Data lines:

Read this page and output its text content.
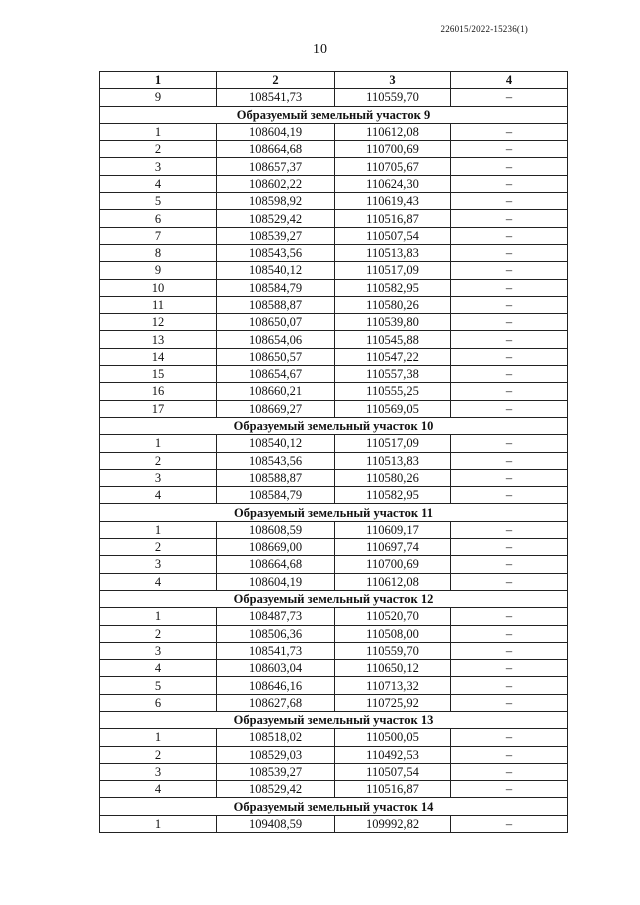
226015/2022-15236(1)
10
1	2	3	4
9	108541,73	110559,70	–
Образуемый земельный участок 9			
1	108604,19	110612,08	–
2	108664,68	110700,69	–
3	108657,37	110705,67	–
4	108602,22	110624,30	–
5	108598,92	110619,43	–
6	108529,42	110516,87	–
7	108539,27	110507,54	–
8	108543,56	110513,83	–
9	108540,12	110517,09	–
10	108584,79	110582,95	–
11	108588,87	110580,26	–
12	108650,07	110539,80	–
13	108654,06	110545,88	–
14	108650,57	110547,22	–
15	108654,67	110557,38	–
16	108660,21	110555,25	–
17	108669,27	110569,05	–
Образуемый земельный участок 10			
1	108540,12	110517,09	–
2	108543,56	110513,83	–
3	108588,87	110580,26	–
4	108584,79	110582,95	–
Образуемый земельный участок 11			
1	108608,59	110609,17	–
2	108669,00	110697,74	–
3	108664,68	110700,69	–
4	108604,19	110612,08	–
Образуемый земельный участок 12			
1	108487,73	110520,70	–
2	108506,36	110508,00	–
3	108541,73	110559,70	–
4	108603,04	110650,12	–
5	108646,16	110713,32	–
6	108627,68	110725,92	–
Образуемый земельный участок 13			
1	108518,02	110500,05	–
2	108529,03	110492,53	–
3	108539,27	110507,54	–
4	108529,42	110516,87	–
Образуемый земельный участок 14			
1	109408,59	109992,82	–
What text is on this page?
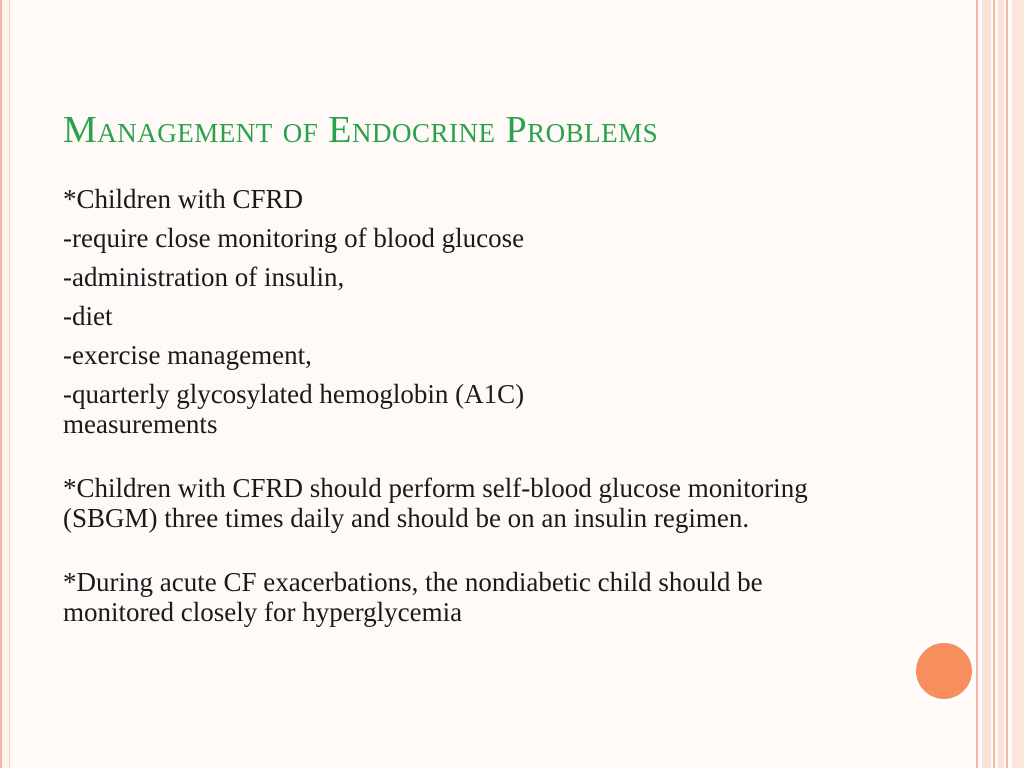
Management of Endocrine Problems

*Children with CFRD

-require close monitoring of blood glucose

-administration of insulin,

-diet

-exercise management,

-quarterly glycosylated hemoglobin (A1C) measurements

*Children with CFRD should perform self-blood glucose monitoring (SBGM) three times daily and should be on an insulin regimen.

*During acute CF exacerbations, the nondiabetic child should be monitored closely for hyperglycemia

Problem: Restate each entry word for word, please, but drop any images it holds.

Correct output:
Read this page and output its text content.
226015/2022-15236(1)
10
1	2	3	4
9	108541,73	110559,70	–
Образуемый земельный участок 9			
1	108604,19	110612,08	–
2	108664,68	110700,69	–
3	108657,37	110705,67	–
4	108602,22	110624,30	–
5	108598,92	110619,43	–
6	108529,42	110516,87	–
7	108539,27	110507,54	–
8	108543,56	110513,83	–
9	108540,12	110517,09	–
10	108584,79	110582,95	–
11	108588,87	110580,26	–
12	108650,07	110539,80	–
13	108654,06	110545,88	–
14	108650,57	110547,22	–
15	108654,67	110557,38	–
16	108660,21	110555,25	–
17	108669,27	110569,05	–
Образуемый земельный участок 10			
1	108540,12	110517,09	–
2	108543,56	110513,83	–
3	108588,87	110580,26	–
4	108584,79	110582,95	–
Образуемый земельный участок 11			
1	108608,59	110609,17	–
2	108669,00	110697,74	–
3	108664,68	110700,69	–
4	108604,19	110612,08	–
Образуемый земельный участок 12			
1	108487,73	110520,70	–
2	108506,36	110508,00	–
3	108541,73	110559,70	–
4	108603,04	110650,12	–
5	108646,16	110713,32	–
6	108627,68	110725,92	–
Образуемый земельный участок 13			
1	108518,02	110500,05	–
2	108529,03	110492,53	–
3	108539,27	110507,54	–
4	108529,42	110516,87	–
Образуемый земельный участок 14			
1	109408,59	109992,82	–
What text is on this page?
Management of Endocrine Problems

*Children with CFRD

-require close monitoring of blood glucose

-administration of insulin,

-diet

-exercise management,

-quarterly glycosylated hemoglobin (A1C) measurements

*Children with CFRD should perform self-blood glucose monitoring (SBGM) three times daily and should be on an insulin regimen.

*During acute CF exacerbations, the nondiabetic child should be monitored closely for hyperglycemia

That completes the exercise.